Task brief: Assemble all lines in which the string "Wavelength" appears.

[START Source material]

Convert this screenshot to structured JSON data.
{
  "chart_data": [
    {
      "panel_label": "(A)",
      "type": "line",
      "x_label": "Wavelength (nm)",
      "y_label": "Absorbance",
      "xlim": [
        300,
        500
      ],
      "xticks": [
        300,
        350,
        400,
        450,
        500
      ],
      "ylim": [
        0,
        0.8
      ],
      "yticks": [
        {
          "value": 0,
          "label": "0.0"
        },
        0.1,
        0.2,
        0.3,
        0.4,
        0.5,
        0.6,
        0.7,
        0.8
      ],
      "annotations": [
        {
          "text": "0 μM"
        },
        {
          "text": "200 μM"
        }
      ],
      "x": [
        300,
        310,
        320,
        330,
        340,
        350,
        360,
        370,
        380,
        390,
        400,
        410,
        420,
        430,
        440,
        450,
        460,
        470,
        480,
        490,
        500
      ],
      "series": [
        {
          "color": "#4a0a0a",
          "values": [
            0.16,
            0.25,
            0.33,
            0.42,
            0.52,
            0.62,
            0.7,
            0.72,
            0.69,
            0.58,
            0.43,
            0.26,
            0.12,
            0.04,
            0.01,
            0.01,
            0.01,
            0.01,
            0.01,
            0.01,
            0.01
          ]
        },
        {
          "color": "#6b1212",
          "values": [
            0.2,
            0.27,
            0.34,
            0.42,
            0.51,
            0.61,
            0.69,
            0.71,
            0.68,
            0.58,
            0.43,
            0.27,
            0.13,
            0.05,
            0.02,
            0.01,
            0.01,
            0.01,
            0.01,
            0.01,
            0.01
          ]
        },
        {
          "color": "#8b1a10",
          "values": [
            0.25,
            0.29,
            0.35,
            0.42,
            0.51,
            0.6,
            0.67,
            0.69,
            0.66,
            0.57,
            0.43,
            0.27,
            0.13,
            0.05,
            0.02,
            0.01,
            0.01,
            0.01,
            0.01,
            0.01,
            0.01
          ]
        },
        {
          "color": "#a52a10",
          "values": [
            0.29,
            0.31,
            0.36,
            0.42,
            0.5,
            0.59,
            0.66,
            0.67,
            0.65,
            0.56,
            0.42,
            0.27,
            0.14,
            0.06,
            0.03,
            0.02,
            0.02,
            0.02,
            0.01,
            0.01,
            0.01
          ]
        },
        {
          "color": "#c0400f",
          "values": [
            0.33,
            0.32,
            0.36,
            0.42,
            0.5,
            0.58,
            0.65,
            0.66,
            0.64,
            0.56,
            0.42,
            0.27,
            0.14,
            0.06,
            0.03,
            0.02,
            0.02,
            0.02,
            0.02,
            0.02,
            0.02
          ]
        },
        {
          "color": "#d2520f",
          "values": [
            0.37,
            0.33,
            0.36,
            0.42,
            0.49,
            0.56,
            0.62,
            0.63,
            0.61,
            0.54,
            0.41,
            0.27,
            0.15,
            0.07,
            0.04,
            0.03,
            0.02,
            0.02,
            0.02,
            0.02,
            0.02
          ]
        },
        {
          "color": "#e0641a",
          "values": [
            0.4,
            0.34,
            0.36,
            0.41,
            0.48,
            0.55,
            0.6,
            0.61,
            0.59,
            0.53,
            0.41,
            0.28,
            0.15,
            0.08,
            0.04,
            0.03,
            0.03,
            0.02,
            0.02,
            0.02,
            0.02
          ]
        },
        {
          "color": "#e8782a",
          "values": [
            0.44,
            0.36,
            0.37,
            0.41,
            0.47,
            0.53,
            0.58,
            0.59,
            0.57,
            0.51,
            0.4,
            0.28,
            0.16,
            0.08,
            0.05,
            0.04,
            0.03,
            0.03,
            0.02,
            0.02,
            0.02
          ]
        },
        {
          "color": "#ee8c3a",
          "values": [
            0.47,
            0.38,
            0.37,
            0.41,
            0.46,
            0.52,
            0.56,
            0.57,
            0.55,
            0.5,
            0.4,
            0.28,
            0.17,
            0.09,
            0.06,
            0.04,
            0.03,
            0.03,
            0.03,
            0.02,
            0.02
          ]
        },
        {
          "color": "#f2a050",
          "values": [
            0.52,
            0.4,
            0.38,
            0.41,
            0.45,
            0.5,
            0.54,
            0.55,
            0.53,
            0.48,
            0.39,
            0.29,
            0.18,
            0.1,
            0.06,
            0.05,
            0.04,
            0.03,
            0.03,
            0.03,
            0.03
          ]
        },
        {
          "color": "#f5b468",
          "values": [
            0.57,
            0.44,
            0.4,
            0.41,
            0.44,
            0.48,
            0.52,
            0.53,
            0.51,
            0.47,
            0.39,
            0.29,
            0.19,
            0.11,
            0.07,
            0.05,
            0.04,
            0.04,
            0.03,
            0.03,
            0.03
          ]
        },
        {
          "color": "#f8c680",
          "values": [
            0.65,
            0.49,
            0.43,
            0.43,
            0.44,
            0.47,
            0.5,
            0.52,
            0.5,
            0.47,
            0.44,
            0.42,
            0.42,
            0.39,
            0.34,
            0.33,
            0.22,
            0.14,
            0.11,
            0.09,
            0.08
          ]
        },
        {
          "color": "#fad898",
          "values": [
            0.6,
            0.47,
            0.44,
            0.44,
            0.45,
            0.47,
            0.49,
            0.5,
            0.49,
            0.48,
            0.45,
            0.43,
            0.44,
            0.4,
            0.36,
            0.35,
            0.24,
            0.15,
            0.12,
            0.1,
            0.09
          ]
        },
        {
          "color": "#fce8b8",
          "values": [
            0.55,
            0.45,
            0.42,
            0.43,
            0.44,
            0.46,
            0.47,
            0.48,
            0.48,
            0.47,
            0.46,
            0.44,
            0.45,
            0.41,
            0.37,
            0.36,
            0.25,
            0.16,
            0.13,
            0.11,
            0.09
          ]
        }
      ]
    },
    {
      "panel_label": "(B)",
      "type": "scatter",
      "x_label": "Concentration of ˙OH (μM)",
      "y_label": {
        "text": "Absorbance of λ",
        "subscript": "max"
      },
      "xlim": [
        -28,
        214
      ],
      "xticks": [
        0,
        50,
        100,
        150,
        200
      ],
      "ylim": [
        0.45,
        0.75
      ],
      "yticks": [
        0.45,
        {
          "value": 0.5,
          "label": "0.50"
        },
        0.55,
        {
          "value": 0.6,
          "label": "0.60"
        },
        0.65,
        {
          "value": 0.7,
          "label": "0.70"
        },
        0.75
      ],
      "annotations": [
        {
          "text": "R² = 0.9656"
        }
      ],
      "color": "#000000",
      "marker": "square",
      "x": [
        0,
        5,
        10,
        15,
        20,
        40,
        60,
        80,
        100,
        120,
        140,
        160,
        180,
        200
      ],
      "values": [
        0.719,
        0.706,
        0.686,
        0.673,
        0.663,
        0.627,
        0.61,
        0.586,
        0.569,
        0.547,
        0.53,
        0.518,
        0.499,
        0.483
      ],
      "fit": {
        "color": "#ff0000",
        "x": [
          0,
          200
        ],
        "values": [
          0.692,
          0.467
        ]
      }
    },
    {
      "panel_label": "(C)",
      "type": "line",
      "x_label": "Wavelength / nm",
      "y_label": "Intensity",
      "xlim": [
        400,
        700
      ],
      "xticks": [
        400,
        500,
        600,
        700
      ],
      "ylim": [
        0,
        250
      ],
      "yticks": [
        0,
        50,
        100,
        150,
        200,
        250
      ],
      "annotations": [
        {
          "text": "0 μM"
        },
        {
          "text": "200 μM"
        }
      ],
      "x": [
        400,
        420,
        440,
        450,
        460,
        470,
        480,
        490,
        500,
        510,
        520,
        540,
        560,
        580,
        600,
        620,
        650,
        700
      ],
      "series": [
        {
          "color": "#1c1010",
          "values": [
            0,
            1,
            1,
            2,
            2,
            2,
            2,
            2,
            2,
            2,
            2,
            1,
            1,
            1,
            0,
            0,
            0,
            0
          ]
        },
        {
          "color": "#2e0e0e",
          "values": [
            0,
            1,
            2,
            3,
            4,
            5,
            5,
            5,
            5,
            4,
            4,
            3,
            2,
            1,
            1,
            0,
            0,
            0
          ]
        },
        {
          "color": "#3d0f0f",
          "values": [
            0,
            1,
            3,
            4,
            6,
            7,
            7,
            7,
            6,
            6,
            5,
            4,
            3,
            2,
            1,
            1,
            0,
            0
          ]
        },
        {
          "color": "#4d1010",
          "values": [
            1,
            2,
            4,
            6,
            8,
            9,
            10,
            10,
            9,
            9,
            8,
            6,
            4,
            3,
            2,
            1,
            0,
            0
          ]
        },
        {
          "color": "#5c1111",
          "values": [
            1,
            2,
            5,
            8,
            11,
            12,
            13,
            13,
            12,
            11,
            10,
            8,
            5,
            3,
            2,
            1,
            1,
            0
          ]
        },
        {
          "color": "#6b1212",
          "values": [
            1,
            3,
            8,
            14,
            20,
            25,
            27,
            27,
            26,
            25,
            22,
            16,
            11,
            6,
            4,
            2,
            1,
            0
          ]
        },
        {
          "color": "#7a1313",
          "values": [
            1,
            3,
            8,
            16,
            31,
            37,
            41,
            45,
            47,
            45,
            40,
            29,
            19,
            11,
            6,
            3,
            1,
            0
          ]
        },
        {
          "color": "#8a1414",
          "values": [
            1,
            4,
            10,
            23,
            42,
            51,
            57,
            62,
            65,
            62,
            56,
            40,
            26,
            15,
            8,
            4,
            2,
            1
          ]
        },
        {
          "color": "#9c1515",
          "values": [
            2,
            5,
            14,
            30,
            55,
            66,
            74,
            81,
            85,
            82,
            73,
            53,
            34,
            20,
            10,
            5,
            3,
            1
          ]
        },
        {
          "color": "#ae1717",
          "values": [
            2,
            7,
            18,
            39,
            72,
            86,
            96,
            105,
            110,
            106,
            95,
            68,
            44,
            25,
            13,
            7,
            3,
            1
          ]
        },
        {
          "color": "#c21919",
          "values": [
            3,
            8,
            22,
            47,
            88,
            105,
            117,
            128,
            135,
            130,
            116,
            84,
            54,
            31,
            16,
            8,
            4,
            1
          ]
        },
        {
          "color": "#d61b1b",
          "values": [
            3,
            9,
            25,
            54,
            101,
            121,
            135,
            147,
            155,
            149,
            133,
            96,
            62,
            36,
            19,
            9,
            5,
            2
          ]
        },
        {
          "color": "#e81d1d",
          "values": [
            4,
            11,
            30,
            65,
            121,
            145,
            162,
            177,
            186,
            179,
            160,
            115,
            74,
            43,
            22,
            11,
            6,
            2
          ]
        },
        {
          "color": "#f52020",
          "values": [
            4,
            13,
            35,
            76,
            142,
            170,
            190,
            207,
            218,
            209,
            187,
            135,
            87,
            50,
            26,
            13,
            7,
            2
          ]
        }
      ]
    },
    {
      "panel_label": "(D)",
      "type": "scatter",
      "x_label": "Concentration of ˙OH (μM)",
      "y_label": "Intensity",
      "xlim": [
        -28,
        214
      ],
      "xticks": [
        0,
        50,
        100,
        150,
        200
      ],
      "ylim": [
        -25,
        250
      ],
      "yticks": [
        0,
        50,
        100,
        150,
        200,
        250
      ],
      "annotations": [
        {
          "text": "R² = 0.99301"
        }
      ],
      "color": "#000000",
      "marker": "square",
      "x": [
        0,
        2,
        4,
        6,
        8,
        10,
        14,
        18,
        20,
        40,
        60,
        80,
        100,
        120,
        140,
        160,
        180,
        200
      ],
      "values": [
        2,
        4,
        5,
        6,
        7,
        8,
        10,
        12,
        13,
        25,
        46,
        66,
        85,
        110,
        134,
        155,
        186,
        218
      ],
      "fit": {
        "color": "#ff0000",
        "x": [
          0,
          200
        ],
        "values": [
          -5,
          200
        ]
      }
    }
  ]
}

[END Source material]

Exercise result:
      "x_label": "Wavelength (nm)",
      "x_label": "Wavelength / nm",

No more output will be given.